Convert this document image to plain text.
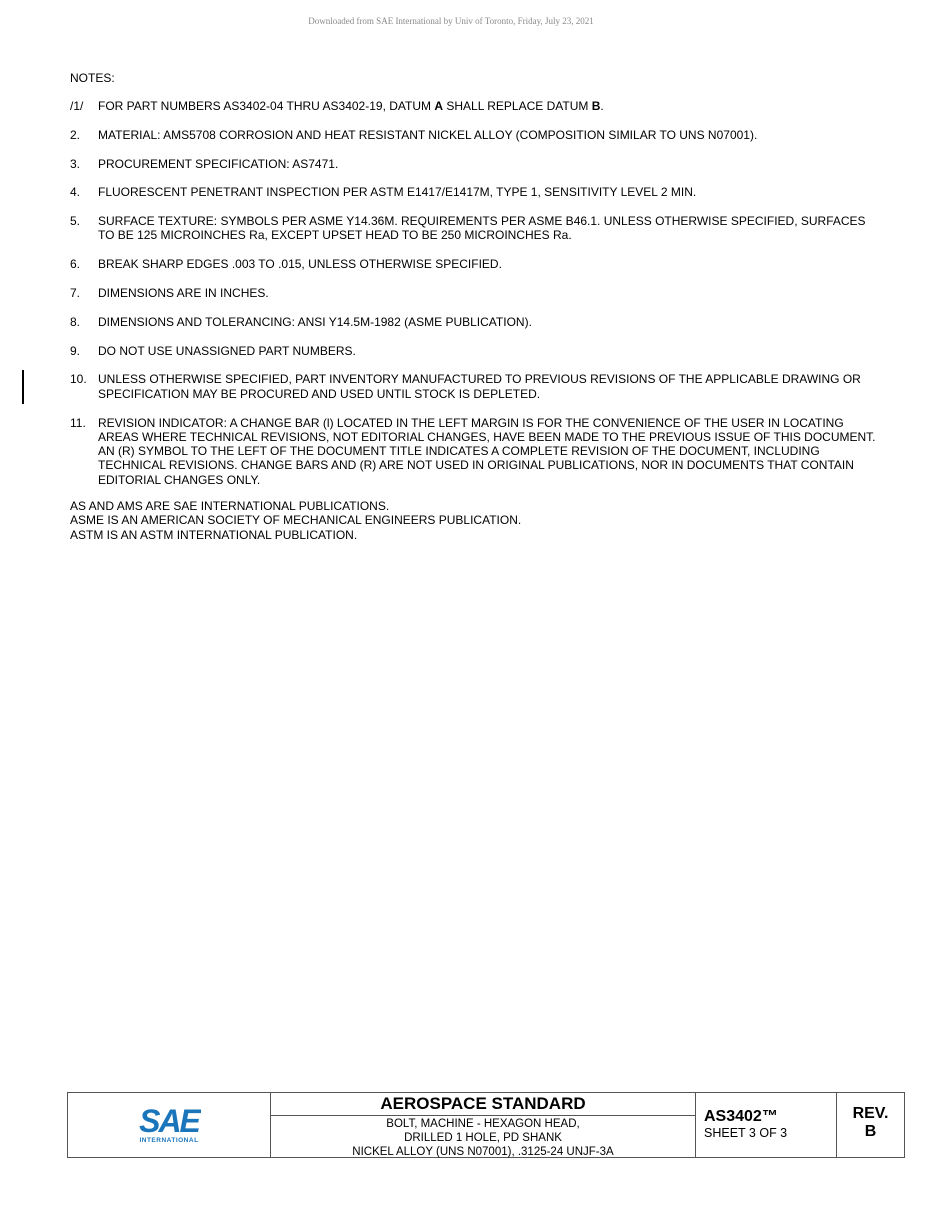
Downloaded from SAE International by Univ of Toronto, Friday, July 23, 2021
NOTES:
/1/	FOR PART NUMBERS AS3402-04 THRU AS3402-19, DATUM A SHALL REPLACE DATUM B.
2.	MATERIAL: AMS5708 CORROSION AND HEAT RESISTANT NICKEL ALLOY (COMPOSITION SIMILAR TO UNS N07001).
3.	PROCUREMENT SPECIFICATION: AS7471.
4.	FLUORESCENT PENETRANT INSPECTION PER ASTM E1417/E1417M, TYPE 1, SENSITIVITY LEVEL 2 MIN.
5.	SURFACE TEXTURE: SYMBOLS PER ASME Y14.36M. REQUIREMENTS PER ASME B46.1. UNLESS OTHERWISE SPECIFIED, SURFACES TO BE 125 MICROINCHES Ra, EXCEPT UPSET HEAD TO BE 250 MICROINCHES Ra.
6.	BREAK SHARP EDGES .003 TO .015, UNLESS OTHERWISE SPECIFIED.
7.	DIMENSIONS ARE IN INCHES.
8.	DIMENSIONS AND TOLERANCING: ANSI Y14.5M-1982 (ASME PUBLICATION).
9.	DO NOT USE UNASSIGNED PART NUMBERS.
10. UNLESS OTHERWISE SPECIFIED, PART INVENTORY MANUFACTURED TO PREVIOUS REVISIONS OF THE APPLICABLE DRAWING OR SPECIFICATION MAY BE PROCURED AND USED UNTIL STOCK IS DEPLETED.
11.	REVISION INDICATOR: A CHANGE BAR (l) LOCATED IN THE LEFT MARGIN IS FOR THE CONVENIENCE OF THE USER IN LOCATING AREAS WHERE TECHNICAL REVISIONS, NOT EDITORIAL CHANGES, HAVE BEEN MADE TO THE PREVIOUS ISSUE OF THIS DOCUMENT. AN (R) SYMBOL TO THE LEFT OF THE DOCUMENT TITLE INDICATES A COMPLETE REVISION OF THE DOCUMENT, INCLUDING TECHNICAL REVISIONS. CHANGE BARS AND (R) ARE NOT USED IN ORIGINAL PUBLICATIONS, NOR IN DOCUMENTS THAT CONTAIN EDITORIAL CHANGES ONLY.
AS AND AMS ARE SAE INTERNATIONAL PUBLICATIONS.
ASME IS AN AMERICAN SOCIETY OF MECHANICAL ENGINEERS PUBLICATION.
ASTM IS AN ASTM INTERNATIONAL PUBLICATION.
SAE
INTERNATIONAL
AEROSPACE STANDARD
BOLT, MACHINE - HEXAGON HEAD,
DRILLED 1 HOLE, PD SHANK
NICKEL ALLOY (UNS N07001), .3125-24 UNJF-3A
AS3402™
SHEET 3 OF 3
REV.
B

****************

=== GIVEN PROBLEM ===
Extract each line from the listing that holds the word "UNLESS".

=== EXERCISE SOLUTION ===
5.	SURFACE TEXTURE: SYMBOLS PER ASME Y14.36M. REQUIREMENTS PER ASME B46.1. UNLESS OTHERWISE SPECIFIED, SURFACES TO BE 125 MICROINCHES Ra, EXCEPT UPSET HEAD TO BE 250 MICROINCHES Ra.
6.	BREAK SHARP EDGES .003 TO .015, UNLESS OTHERWISE SPECIFIED.
10. UNLESS OTHERWISE SPECIFIED, PART INVENTORY MANUFACTURED TO PREVIOUS REVISIONS OF THE APPLICABLE DRAWING OR SPECIFICATION MAY BE PROCURED AND USED UNTIL STOCK IS DEPLETED.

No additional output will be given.